Written exercise
Go through the data below and gather each line containing "plus".

Dataset entries

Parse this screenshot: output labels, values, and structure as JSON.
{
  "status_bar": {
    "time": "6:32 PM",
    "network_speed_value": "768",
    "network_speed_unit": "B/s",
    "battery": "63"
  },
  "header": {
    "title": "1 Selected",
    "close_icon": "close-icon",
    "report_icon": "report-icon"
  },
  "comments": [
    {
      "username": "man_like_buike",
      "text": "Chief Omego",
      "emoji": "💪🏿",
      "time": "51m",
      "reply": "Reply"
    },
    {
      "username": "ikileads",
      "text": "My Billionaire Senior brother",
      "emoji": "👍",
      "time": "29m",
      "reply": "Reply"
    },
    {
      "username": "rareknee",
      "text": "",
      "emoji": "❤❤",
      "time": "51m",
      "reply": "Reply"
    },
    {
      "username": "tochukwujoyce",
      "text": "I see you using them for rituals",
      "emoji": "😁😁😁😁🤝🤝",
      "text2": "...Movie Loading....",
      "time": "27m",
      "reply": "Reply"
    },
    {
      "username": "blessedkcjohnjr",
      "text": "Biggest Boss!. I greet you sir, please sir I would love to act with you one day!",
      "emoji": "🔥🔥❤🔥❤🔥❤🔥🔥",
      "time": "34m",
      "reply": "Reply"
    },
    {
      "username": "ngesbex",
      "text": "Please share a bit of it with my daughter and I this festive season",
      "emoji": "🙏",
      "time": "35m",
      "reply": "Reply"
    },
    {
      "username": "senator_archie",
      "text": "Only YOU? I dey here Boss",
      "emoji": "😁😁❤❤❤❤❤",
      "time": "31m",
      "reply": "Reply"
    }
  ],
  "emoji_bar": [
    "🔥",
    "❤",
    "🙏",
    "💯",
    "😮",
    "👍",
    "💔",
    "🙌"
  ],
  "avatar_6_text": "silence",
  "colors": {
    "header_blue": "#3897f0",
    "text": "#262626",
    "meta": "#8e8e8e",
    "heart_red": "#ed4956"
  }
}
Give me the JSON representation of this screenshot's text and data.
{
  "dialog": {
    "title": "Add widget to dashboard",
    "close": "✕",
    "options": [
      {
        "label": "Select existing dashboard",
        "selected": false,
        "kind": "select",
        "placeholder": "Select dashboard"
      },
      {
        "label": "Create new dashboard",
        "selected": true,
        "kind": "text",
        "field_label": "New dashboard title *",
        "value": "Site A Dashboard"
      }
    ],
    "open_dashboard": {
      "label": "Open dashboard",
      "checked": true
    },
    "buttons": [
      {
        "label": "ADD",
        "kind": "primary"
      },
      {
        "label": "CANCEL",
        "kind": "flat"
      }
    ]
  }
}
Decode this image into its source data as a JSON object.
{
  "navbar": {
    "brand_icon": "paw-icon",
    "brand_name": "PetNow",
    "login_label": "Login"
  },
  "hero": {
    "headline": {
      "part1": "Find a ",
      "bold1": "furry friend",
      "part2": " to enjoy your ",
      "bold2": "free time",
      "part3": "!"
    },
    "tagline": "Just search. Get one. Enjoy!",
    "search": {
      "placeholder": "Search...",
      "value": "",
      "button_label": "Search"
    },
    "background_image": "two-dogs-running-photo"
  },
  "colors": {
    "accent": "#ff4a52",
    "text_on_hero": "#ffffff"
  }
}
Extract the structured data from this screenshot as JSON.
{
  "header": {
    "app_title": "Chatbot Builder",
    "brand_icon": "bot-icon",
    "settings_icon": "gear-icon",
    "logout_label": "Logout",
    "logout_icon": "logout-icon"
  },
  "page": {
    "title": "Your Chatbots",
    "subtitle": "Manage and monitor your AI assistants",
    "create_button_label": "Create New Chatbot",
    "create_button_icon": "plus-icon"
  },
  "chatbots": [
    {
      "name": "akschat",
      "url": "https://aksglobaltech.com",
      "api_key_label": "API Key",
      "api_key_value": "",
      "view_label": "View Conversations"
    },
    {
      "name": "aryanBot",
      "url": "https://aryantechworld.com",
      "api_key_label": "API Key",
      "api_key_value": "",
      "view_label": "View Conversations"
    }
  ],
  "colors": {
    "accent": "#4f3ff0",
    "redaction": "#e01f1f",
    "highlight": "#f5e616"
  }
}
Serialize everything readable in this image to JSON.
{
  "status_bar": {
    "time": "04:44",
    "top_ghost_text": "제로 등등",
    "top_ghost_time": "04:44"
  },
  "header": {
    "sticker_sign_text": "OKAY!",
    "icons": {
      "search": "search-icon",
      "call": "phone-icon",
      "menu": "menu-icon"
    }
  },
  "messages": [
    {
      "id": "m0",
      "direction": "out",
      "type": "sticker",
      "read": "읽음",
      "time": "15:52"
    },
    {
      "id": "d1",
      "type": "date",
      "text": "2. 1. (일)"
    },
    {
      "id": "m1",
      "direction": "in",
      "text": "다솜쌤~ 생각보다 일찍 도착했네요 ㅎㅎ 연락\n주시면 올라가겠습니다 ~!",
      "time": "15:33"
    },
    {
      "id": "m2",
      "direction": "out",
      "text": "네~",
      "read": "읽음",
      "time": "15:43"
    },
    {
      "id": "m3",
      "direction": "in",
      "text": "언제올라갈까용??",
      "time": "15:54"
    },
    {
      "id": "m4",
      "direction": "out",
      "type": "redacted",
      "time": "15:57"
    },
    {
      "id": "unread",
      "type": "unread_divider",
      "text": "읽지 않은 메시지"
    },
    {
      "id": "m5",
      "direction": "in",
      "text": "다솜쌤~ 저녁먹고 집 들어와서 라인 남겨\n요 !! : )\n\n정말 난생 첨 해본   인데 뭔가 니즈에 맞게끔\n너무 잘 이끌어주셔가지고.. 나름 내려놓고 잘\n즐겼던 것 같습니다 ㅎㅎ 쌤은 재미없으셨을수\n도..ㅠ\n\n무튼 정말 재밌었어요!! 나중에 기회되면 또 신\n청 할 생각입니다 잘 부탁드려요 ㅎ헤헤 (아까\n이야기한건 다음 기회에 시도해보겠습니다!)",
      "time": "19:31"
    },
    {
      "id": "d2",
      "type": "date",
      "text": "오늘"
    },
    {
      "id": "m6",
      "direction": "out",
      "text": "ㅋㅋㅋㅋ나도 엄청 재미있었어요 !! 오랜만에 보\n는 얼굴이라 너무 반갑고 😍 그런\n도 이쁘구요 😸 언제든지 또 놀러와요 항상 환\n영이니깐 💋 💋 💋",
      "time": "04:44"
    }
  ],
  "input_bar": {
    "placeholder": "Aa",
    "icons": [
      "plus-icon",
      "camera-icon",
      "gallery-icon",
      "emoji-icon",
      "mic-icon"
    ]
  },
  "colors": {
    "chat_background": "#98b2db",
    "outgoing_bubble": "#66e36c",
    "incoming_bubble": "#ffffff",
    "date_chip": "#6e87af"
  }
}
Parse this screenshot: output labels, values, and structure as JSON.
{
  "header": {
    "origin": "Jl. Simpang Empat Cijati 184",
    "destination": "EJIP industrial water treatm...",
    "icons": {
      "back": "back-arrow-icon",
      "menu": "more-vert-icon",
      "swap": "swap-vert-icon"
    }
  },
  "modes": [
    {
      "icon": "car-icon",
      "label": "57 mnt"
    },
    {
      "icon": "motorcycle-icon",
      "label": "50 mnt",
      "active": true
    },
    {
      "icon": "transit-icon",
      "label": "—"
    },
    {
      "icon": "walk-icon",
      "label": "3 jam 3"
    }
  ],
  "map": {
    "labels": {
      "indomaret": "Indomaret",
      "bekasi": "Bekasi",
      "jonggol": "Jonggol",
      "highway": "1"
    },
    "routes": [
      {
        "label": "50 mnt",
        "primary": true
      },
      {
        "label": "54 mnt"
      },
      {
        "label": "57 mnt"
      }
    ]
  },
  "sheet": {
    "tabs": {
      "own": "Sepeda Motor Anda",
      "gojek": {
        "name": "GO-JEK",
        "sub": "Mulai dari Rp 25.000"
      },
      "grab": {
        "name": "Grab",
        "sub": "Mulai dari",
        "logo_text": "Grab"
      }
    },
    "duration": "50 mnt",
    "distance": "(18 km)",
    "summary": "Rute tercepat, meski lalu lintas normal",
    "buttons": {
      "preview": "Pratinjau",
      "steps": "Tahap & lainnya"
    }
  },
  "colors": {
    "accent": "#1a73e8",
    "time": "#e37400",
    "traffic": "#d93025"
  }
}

Reply to the task
    "create_button_icon": "plus-icon"
      "plus-icon",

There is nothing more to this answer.